> _THE INPUT_:
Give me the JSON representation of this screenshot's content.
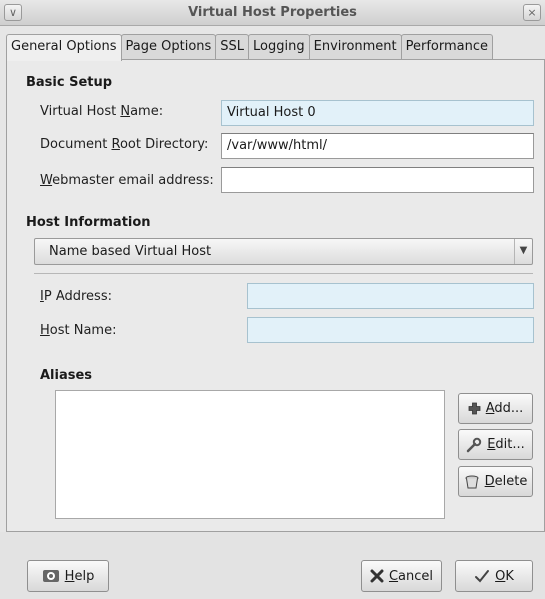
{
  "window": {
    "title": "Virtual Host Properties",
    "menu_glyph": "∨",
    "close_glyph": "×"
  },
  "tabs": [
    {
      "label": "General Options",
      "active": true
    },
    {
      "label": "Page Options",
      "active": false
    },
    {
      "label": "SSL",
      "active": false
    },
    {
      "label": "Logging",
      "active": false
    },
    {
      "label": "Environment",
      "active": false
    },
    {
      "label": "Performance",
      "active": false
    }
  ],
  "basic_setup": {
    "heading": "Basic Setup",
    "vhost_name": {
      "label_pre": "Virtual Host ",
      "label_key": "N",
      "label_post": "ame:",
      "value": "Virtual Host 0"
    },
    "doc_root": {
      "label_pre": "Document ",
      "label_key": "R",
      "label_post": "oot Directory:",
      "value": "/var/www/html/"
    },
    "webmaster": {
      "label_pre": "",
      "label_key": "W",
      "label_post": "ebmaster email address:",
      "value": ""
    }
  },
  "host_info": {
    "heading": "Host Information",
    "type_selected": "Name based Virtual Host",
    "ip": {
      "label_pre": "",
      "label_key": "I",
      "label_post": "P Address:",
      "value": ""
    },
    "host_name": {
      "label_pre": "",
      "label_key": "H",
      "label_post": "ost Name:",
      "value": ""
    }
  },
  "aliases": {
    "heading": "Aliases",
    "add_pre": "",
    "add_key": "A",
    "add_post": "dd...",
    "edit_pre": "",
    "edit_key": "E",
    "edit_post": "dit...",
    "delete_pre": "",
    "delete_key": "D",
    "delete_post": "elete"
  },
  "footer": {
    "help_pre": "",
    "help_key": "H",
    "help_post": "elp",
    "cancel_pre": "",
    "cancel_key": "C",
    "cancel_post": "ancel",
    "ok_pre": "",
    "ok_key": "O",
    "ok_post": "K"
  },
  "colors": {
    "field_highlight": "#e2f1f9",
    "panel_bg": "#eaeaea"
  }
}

> _TASK GOAL_: Print each entry shown above with exact wording and no pictures.

> _RESPONSE TO THE EXERCISE_:
Give me the JSON representation of this screenshot's content.
{
  "window": {
    "title": "Virtual Host Properties",
    "menu_glyph": "∨",
    "close_glyph": "×"
  },
  "tabs": [
    {
      "label": "General Options",
      "active": true
    },
    {
      "label": "Page Options",
      "active": false
    },
    {
      "label": "SSL",
      "active": false
    },
    {
      "label": "Logging",
      "active": false
    },
    {
      "label": "Environment",
      "active": false
    },
    {
      "label": "Performance",
      "active": false
    }
  ],
  "basic_setup": {
    "heading": "Basic Setup",
    "vhost_name": {
      "label_pre": "Virtual Host ",
      "label_key": "N",
      "label_post": "ame:",
      "value": "Virtual Host 0"
    },
    "doc_root": {
      "label_pre": "Document ",
      "label_key": "R",
      "label_post": "oot Directory:",
      "value": "/var/www/html/"
    },
    "webmaster": {
      "label_pre": "",
      "label_key": "W",
      "label_post": "ebmaster email address:",
      "value": ""
    }
  },
  "host_info": {
    "heading": "Host Information",
    "type_selected": "Name based Virtual Host",
    "ip": {
      "label_pre": "",
      "label_key": "I",
      "label_post": "P Address:",
      "value": ""
    },
    "host_name": {
      "label_pre": "",
      "label_key": "H",
      "label_post": "ost Name:",
      "value": ""
    }
  },
  "aliases": {
    "heading": "Aliases",
    "add_pre": "",
    "add_key": "A",
    "add_post": "dd...",
    "edit_pre": "",
    "edit_key": "E",
    "edit_post": "dit...",
    "delete_pre": "",
    "delete_key": "D",
    "delete_post": "elete"
  },
  "footer": {
    "help_pre": "",
    "help_key": "H",
    "help_post": "elp",
    "cancel_pre": "",
    "cancel_key": "C",
    "cancel_post": "ancel",
    "ok_pre": "",
    "ok_key": "O",
    "ok_post": "K"
  },
  "colors": {
    "field_highlight": "#e2f1f9",
    "panel_bg": "#eaeaea"
  }
}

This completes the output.